>> START RECORDS PROVIDED
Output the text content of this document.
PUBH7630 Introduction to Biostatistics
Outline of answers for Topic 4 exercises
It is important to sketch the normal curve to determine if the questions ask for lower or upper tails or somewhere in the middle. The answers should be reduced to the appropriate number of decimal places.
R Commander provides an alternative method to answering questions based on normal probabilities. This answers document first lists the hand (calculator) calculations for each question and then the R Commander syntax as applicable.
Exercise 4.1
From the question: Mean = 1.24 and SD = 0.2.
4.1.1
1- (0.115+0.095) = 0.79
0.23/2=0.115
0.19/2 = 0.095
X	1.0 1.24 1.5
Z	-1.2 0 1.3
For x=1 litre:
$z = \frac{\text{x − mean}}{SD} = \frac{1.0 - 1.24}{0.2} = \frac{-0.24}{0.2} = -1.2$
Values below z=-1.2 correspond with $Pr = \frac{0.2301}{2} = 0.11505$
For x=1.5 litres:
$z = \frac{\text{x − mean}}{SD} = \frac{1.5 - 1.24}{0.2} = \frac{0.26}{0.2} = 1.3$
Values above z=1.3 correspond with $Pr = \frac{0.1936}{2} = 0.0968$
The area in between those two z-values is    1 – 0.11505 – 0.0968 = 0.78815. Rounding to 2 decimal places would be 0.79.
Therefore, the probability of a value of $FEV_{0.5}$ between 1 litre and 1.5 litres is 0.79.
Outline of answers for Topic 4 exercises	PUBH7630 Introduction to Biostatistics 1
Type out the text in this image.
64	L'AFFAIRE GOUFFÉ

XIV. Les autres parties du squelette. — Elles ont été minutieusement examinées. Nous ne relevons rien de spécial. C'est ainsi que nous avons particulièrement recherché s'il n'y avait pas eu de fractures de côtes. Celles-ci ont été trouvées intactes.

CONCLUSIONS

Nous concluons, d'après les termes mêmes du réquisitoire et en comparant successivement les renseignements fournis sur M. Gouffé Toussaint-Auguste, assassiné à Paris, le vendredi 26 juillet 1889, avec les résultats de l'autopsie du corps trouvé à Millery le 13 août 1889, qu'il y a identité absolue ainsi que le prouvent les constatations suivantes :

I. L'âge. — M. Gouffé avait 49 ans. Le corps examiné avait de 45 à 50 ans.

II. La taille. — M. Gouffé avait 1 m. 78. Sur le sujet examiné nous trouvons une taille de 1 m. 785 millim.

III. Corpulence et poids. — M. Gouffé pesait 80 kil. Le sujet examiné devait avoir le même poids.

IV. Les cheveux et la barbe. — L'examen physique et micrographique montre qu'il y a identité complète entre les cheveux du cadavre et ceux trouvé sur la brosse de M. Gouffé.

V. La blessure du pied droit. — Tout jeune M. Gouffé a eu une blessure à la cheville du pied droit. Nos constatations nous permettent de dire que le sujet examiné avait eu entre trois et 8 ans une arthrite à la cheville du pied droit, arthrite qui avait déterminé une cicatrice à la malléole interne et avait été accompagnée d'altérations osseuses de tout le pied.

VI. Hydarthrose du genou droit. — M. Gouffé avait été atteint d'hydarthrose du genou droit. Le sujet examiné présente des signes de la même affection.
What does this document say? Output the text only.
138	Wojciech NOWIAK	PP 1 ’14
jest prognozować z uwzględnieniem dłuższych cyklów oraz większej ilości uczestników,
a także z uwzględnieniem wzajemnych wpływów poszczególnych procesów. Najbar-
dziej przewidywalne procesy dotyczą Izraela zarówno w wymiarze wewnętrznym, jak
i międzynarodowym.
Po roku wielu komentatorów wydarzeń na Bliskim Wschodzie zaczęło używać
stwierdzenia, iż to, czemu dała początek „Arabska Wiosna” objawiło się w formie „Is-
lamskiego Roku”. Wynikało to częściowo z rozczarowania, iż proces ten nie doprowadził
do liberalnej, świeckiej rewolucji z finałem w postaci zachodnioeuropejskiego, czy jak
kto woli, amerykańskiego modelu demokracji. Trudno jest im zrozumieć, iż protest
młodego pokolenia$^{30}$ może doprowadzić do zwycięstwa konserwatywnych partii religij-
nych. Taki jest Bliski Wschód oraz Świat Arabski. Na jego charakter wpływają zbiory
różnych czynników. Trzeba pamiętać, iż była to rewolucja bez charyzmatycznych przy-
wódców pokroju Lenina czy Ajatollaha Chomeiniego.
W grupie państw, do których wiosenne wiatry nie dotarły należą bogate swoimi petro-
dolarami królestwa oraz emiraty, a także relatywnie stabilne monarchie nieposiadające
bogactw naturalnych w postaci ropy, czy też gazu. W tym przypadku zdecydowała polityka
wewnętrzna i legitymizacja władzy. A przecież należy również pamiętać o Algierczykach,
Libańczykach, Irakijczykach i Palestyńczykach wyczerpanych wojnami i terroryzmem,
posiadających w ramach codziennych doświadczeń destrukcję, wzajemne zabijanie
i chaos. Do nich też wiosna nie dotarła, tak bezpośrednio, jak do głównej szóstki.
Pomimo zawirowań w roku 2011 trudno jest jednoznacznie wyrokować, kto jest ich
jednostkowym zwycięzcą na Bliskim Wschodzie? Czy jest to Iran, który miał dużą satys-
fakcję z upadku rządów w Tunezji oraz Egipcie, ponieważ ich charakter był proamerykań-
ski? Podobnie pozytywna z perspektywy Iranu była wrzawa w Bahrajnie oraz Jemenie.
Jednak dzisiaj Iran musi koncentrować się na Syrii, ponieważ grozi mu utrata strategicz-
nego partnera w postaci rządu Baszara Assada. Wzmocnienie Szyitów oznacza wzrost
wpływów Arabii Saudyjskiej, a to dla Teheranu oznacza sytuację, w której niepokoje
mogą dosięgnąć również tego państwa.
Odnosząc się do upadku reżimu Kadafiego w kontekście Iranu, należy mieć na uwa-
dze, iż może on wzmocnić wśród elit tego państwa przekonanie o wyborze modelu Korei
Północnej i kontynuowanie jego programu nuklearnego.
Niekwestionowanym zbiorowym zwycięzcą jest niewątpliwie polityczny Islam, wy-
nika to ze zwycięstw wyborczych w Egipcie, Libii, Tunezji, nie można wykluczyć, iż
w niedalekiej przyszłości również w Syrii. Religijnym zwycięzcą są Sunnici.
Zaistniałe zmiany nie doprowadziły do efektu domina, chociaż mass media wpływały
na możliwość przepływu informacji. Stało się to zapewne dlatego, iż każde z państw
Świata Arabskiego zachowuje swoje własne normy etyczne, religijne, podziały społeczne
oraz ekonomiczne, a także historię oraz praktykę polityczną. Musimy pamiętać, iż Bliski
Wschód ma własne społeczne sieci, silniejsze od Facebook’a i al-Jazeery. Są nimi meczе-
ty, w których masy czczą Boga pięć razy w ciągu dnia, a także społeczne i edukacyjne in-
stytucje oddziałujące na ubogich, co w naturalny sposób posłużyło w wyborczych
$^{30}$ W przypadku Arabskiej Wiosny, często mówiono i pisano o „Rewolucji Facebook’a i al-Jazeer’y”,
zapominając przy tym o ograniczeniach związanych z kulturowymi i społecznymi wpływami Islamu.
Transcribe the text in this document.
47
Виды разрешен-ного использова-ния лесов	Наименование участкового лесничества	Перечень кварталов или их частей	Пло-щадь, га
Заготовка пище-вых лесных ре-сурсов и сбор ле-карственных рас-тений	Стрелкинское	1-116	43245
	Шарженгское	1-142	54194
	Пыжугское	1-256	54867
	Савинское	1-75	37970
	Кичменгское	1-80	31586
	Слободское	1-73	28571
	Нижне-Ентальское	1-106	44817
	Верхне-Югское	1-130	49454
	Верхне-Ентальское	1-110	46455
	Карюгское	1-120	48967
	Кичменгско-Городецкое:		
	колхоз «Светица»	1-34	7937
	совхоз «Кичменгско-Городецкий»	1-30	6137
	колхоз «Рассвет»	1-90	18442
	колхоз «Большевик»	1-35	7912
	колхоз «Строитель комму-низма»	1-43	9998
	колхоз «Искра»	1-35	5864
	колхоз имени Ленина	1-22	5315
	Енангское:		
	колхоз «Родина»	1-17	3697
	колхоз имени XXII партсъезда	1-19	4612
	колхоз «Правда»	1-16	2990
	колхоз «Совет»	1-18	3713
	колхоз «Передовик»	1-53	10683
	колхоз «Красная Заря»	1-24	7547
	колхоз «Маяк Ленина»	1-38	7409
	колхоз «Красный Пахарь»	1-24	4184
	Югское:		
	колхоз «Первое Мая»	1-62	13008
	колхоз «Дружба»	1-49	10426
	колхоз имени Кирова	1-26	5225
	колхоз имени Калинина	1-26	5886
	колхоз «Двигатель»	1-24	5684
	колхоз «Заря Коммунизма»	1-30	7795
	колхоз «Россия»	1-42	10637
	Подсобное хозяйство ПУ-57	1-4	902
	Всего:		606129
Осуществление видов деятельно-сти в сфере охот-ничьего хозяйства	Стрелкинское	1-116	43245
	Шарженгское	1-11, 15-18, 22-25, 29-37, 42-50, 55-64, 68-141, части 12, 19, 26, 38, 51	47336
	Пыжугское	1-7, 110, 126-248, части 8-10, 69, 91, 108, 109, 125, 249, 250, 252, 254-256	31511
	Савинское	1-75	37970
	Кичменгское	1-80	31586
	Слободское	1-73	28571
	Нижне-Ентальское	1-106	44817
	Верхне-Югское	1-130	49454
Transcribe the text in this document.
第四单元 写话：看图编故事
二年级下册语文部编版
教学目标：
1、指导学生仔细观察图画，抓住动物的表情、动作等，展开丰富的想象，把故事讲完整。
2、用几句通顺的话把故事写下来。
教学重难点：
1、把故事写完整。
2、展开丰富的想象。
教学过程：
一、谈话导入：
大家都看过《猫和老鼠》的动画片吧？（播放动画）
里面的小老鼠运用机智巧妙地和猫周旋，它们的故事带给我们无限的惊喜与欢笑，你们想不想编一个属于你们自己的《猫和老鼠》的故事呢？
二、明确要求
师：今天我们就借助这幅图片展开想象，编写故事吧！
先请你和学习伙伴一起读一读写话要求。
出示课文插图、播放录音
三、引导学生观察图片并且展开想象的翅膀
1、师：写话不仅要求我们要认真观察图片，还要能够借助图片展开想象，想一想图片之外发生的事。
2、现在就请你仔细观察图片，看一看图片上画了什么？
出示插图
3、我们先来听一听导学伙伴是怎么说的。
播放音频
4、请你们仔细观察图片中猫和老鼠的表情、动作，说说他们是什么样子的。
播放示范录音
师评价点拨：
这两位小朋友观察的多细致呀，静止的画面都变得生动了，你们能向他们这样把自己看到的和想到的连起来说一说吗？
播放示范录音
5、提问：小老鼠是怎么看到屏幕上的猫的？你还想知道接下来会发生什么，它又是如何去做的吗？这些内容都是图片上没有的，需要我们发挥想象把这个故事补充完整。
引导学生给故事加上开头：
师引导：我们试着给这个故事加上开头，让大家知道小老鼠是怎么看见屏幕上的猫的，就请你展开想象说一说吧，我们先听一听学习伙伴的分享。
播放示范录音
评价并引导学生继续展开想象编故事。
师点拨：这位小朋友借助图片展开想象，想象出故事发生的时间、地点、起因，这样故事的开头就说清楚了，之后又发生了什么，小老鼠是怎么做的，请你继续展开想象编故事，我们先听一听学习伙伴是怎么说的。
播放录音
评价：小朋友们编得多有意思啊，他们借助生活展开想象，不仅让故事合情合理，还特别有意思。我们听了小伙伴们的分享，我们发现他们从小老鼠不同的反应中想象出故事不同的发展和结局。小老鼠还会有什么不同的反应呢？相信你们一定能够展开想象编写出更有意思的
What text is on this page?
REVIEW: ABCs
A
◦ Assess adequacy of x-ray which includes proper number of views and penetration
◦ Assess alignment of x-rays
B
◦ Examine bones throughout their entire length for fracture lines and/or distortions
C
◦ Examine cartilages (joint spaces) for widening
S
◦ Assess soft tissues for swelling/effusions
>> END RECORDS PROVIDED
#### [REQUIRED WORK]
Filter for "oznacza". Return all lines that hold it.

#### [CORRECT RESPONSE]
nego partnera w postaci rządu Baszara Assada. Wzmocnienie Szyitów oznacza wzrost
wpływów Arabii Saudyjskiej, a to dla Teheranu oznacza sytuację, w której niepokoje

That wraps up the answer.